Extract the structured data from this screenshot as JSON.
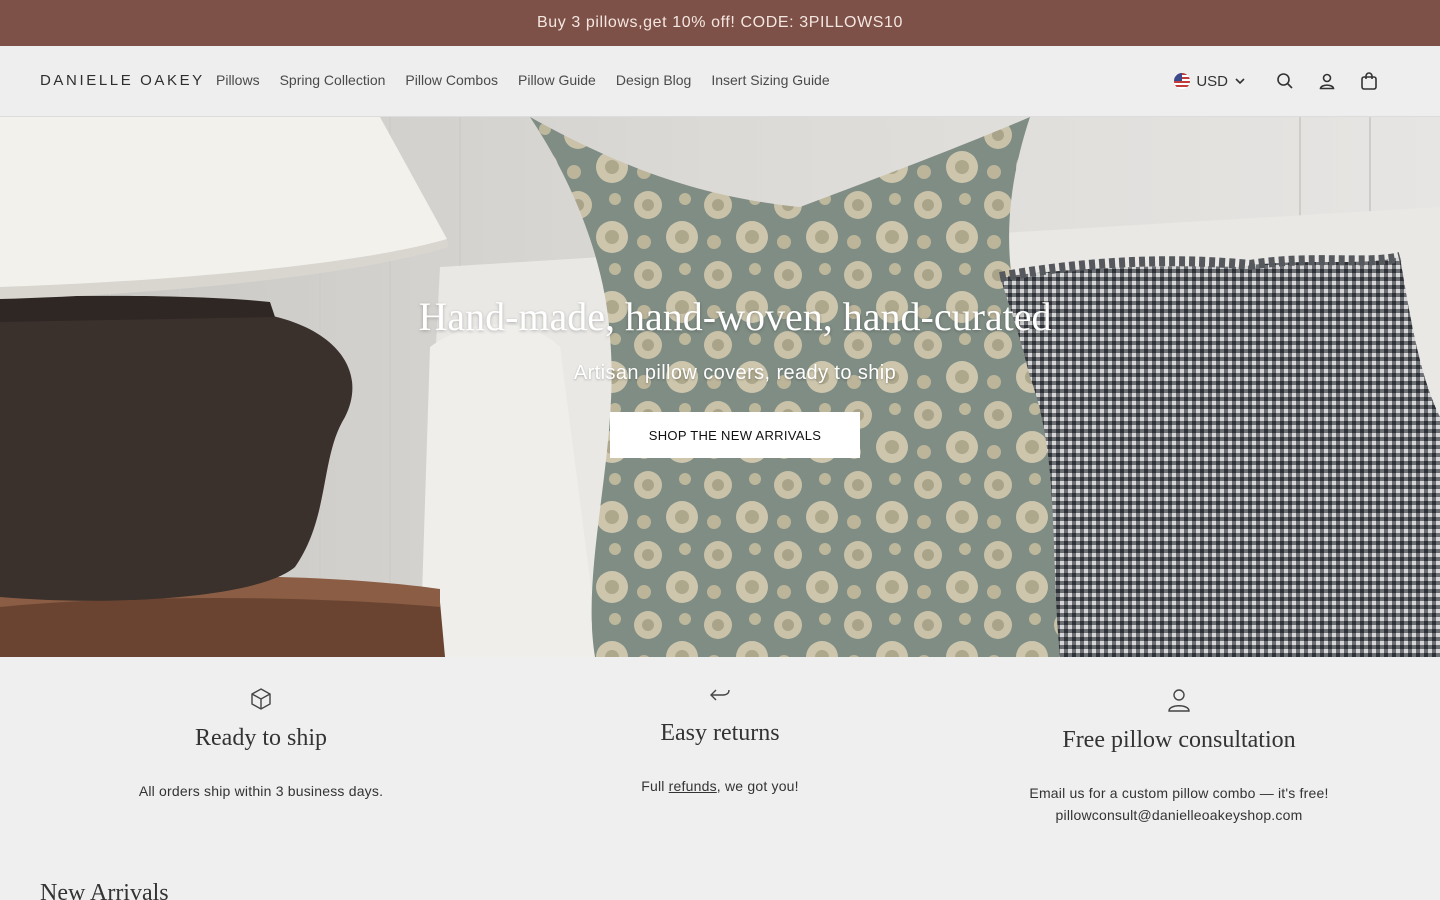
{
  "announcement": {
    "text": "Buy 3 pillows,get 10% off! CODE: 3PILLOWS10"
  },
  "header": {
    "logo": "DANIELLE OAKEY",
    "nav": [
      "Pillows",
      "Spring Collection",
      "Pillow Combos",
      "Pillow Guide",
      "Design Blog",
      "Insert Sizing Guide"
    ],
    "currency": "USD"
  },
  "hero": {
    "title": "Hand-made, hand-woven, hand-curated",
    "subtitle": "Artisan pillow covers, ready to ship",
    "cta": "SHOP THE NEW ARRIVALS"
  },
  "features": [
    {
      "icon": "box-icon",
      "title": "Ready to ship",
      "text": "All orders ship within 3 business days."
    },
    {
      "icon": "return-arrow-icon",
      "title": "Easy returns",
      "text_before": "Full ",
      "link": "refunds",
      "text_after": ", we got you!"
    },
    {
      "icon": "person-icon",
      "title": "Free pillow consultation",
      "line1": "Email us for a custom pillow combo — it's free!",
      "line2": "pillowconsult@danielleoakeyshop.com"
    }
  ],
  "section": {
    "new_arrivals_title": "New Arrivals"
  },
  "colors": {
    "announcement_bg": "#7d5147",
    "page_bg": "#efefef",
    "cta_bg": "#ffffff"
  }
}
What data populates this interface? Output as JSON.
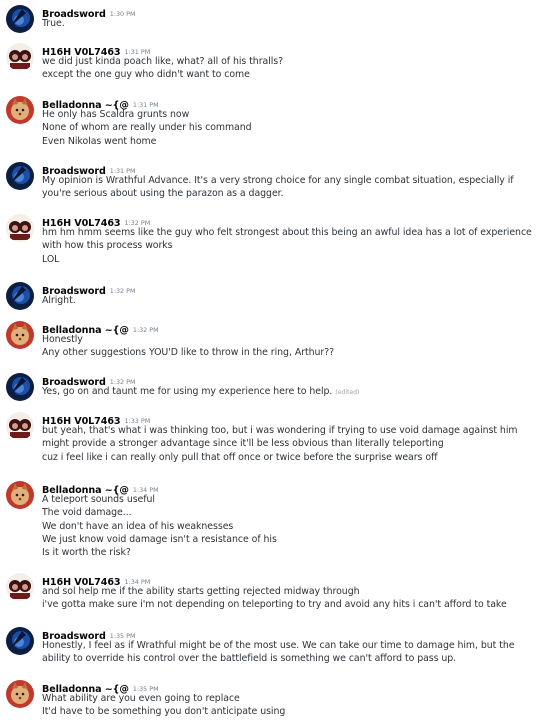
{
  "messages": [
    {
      "author": "Broadsword",
      "avatar": "broadsword-avatar",
      "time": "1:30 PM",
      "lines": [
        "True."
      ]
    },
    {
      "author": "H16H V0L7463",
      "avatar": "highvoltage-avatar",
      "time": "1:31 PM",
      "lines": [
        "we did just kinda poach like, what? all of his thralls?",
        "except the one guy who didn't want to come"
      ]
    },
    {
      "author": "Belladonna ~{@",
      "avatar": "belladonna-avatar",
      "time": "1:31 PM",
      "lines": [
        "He only has Scaldra grunts now",
        "None of whom are really under his command",
        "Even Nikolas went home"
      ]
    },
    {
      "author": "Broadsword",
      "avatar": "broadsword-avatar",
      "time": "1:31 PM",
      "lines": [
        "My opinion is Wrathful Advance. It's a very strong choice for any single combat situation, especially if you're serious about using the parazon as a dagger."
      ]
    },
    {
      "author": "H16H V0L7463",
      "avatar": "highvoltage-avatar",
      "time": "1:32 PM",
      "lines": [
        "hm hm hmm seems like the guy who felt strongest about this being an awful idea has a lot of experience with how this process works",
        "LOL"
      ]
    },
    {
      "author": "Broadsword",
      "avatar": "broadsword-avatar",
      "time": "1:32 PM",
      "lines": [
        "Alright."
      ]
    },
    {
      "author": "Belladonna ~{@",
      "avatar": "belladonna-avatar",
      "time": "1:32 PM",
      "lines": [
        "Honestly",
        "Any other suggestions YOU'D like to throw in the ring, Arthur??"
      ]
    },
    {
      "author": "Broadsword",
      "avatar": "broadsword-avatar",
      "time": "1:32 PM",
      "lines": [
        "Yes, go on and taunt me for using my experience here to help."
      ],
      "edited": "(edited)"
    },
    {
      "author": "H16H V0L7463",
      "avatar": "highvoltage-avatar",
      "time": "1:33 PM",
      "lines": [
        "but yeah, that's what i was thinking too, but i was wondering if trying to use void damage against him might provide a stronger advantage since it'll be less obvious than literally teleporting",
        "cuz i feel like i can really only pull that off once or twice before the surprise wears off"
      ]
    },
    {
      "author": "Belladonna ~{@",
      "avatar": "belladonna-avatar",
      "time": "1:34 PM",
      "lines": [
        "A teleport sounds useful",
        "The void damage...",
        "We don't have an idea of his weaknesses",
        "We just know void damage isn't a resistance of his",
        "Is it worth the risk?"
      ]
    },
    {
      "author": "H16H V0L7463",
      "avatar": "highvoltage-avatar",
      "time": "1:34 PM",
      "lines": [
        "and sol help me if the ability starts getting rejected midway through",
        "i've gotta make sure i'm not depending on teleporting to try and avoid any hits i can't afford to take"
      ]
    },
    {
      "author": "Broadsword",
      "avatar": "broadsword-avatar",
      "time": "1:35 PM",
      "lines": [
        "Honestly, I feel as if Wrathful might be of the most use. We can take our time to damage him, but the ability to override his control over the battlefield is something we can't afford to pass up."
      ]
    },
    {
      "author": "Belladonna ~{@",
      "avatar": "belladonna-avatar",
      "time": "1:35 PM",
      "lines": [
        "What ability are you even going to replace",
        "It'd have to be something you don't anticipate using"
      ]
    }
  ]
}
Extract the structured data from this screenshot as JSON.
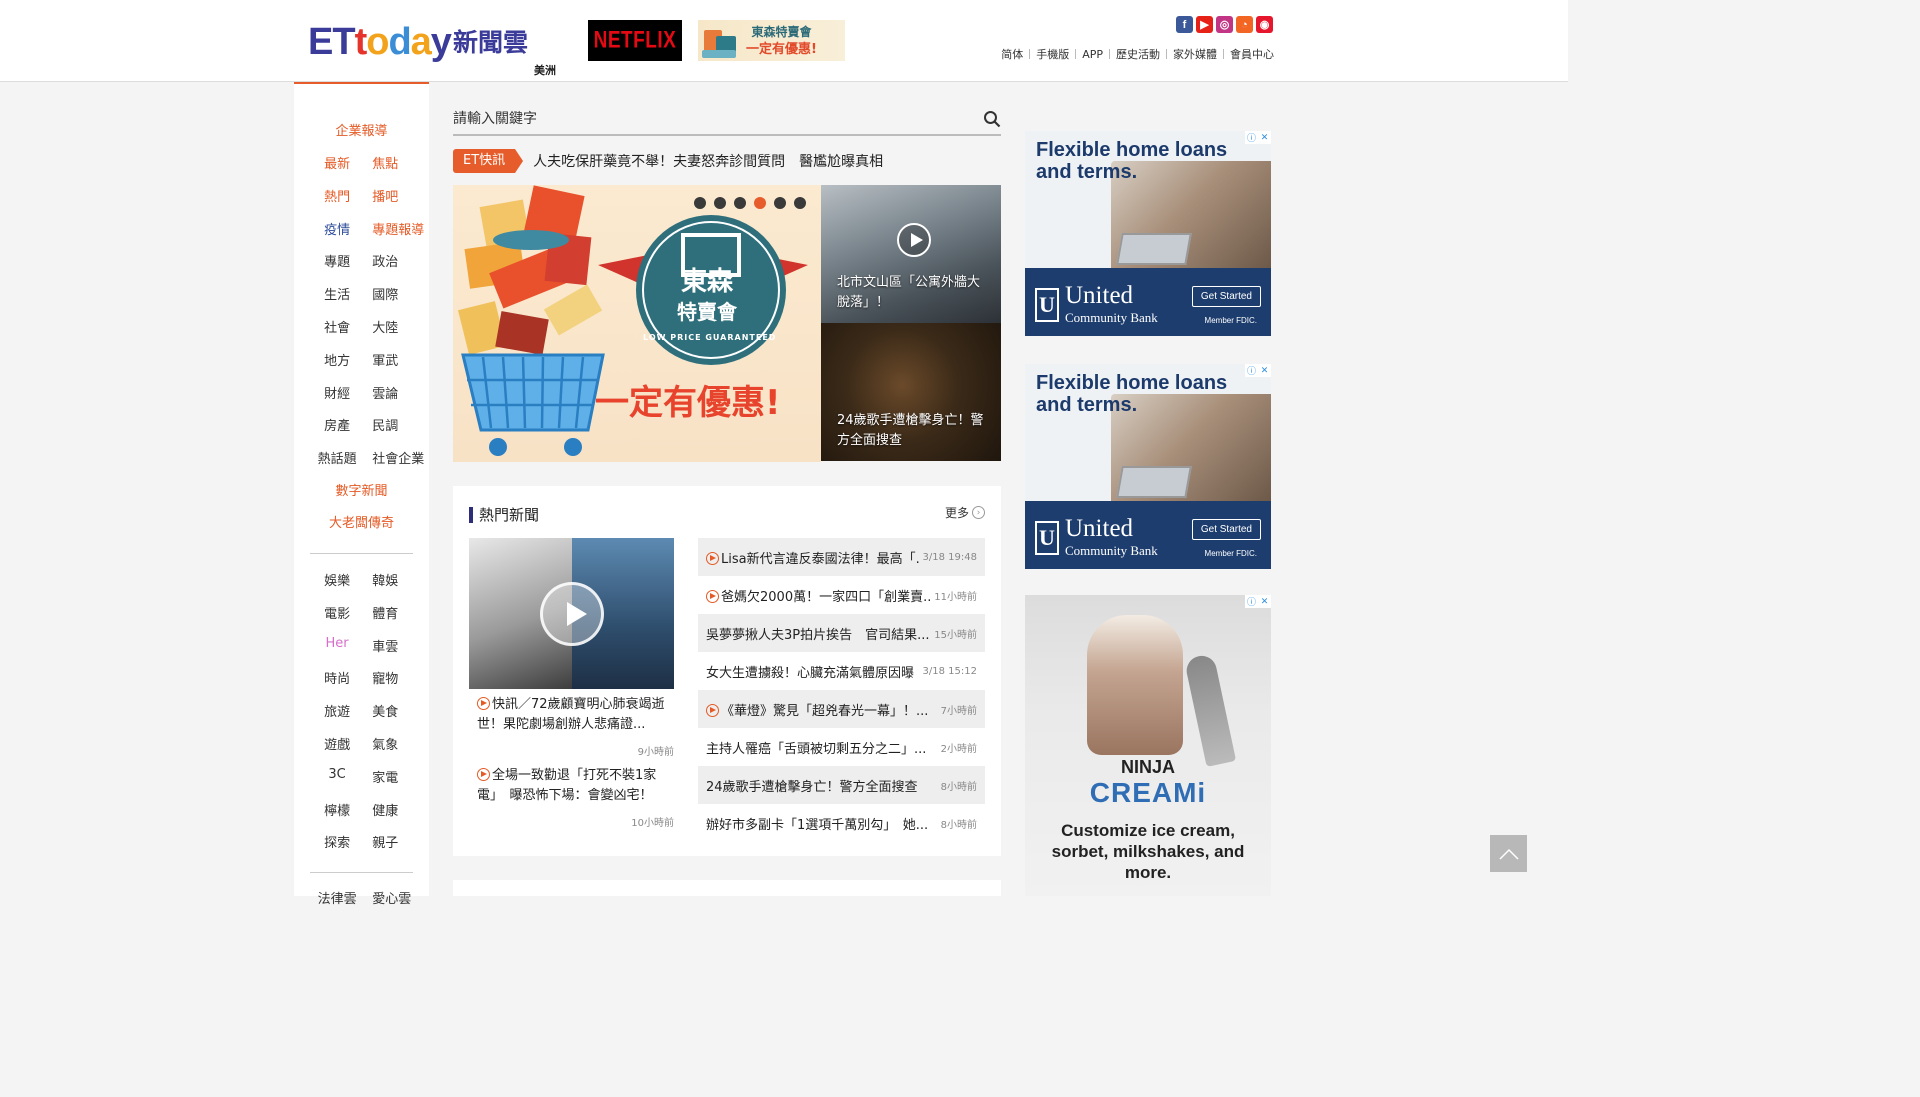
{
  "header": {
    "logo_latin": "ETtoday",
    "logo_cn": "新聞雲",
    "region": "美洲",
    "netflix_label": "NETFLIX",
    "sale_banner": {
      "line1": "東森特賣會",
      "line2": "一定有優惠!"
    },
    "socials": [
      {
        "icon": "facebook-icon",
        "glyph": "f",
        "color": "#3b5998"
      },
      {
        "icon": "youtube-icon",
        "glyph": "▶",
        "color": "#e62117"
      },
      {
        "icon": "instagram-icon",
        "glyph": "◎",
        "color": "#c13584"
      },
      {
        "icon": "rss-icon",
        "glyph": "◔",
        "color": "#f26522"
      },
      {
        "icon": "weibo-icon",
        "glyph": "◉",
        "color": "#e6162d"
      }
    ],
    "top_links": [
      "简体",
      "手機版",
      "APP",
      "歷史活動",
      "家外媒體",
      "會員中心"
    ]
  },
  "leftnav": {
    "featured": "企業報導",
    "rows": [
      [
        "最新",
        "焦點"
      ],
      [
        "熱門",
        "播吧"
      ],
      [
        "疫情",
        "專題報導"
      ],
      [
        "專題",
        "政治"
      ],
      [
        "生活",
        "國際"
      ],
      [
        "社會",
        "大陸"
      ],
      [
        "地方",
        "軍武"
      ],
      [
        "財經",
        "雲論"
      ],
      [
        "房產",
        "民調"
      ],
      [
        "熱話題",
        "社會企業"
      ]
    ],
    "singles": [
      "數字新聞",
      "大老闆傳奇"
    ],
    "rows2": [
      [
        "娛樂",
        "韓娛"
      ],
      [
        "電影",
        "體育"
      ],
      [
        "Her",
        "車雲"
      ],
      [
        "時尚",
        "寵物"
      ],
      [
        "旅遊",
        "美食"
      ],
      [
        "遊戲",
        "氣象"
      ],
      [
        "3C",
        "家電"
      ],
      [
        "檸檬",
        "健康"
      ],
      [
        "探索",
        "親子"
      ]
    ],
    "rows3": [
      [
        "法律雲",
        "愛心雲"
      ]
    ]
  },
  "search": {
    "placeholder": "請輸入關鍵字"
  },
  "flash": {
    "tag": "ET快訊",
    "text": "人夫吃保肝藥竟不舉！夫妻怒奔診間質問　醫尷尬曝真相"
  },
  "hero": {
    "banner_line1": "東森",
    "banner_line2": "特賣會",
    "banner_sub": "LOW PRICE GUARANTEED",
    "banner_cta": "一定有優惠!",
    "carousel_active_index": 3,
    "side_cards": [
      {
        "caption": "北市文山區「公寓外牆大脫落」！"
      },
      {
        "caption": "24歲歌手遭槍擊身亡！警方全面搜查"
      }
    ]
  },
  "hot_news": {
    "title": "熱門新聞",
    "more": "更多",
    "left_stories": [
      {
        "title": "快訊／72歲顧寶明心肺衰竭逝世！果陀劇場創辦人悲痛證...",
        "time": "9小時前",
        "video": true
      },
      {
        "title": "全場一致勸退「打死不裝1家電」　曝恐怖下場：會變凶宅！",
        "time": "10小時前",
        "video": true
      }
    ],
    "list": [
      {
        "title": "Lisa新代言違反泰國法律！最高「...",
        "time": "3/18 19:48",
        "video": true
      },
      {
        "title": "爸媽欠2000萬！一家四口「創業賣...",
        "time": "11小時前",
        "video": true
      },
      {
        "title": "吳夢夢揪人夫3P拍片挨告　官司結果...",
        "time": "15小時前",
        "video": false
      },
      {
        "title": "女大生遭擄殺！心臟充滿氣體原因曝",
        "time": "3/18 15:12",
        "video": false
      },
      {
        "title": "《華燈》驚見「超兇春光一幕」！...",
        "time": "7小時前",
        "video": true
      },
      {
        "title": "主持人罹癌「舌頭被切剩五分之二」...",
        "time": "2小時前",
        "video": false
      },
      {
        "title": "24歲歌手遭槍擊身亡！警方全面搜查",
        "time": "8小時前",
        "video": false
      },
      {
        "title": "辦好市多副卡「1選項千萬別勾」　她...",
        "time": "8小時前",
        "video": false
      }
    ]
  },
  "ads": {
    "ucb": {
      "headline": "Flexible home loans and terms.",
      "bank_line1": "United",
      "bank_line2": "Community Bank",
      "cta": "Get Started",
      "fdic": "Member FDIC."
    },
    "ninja": {
      "brand1": "NINJA",
      "brand2": "CREAMi",
      "tagline": "Customize ice cream, sorbet, milkshakes, and more."
    }
  }
}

· · · · ·

◆ PROMPT: Identify and extract each line of the listing that contains "Honestly".

◆ REPLY:
        "Honestly",
        "Honestly, I feel as if Wrathful might be of the most use. We can take our time to damage him, but the ability to override his control over the battlefield is something we can't afford to pass up."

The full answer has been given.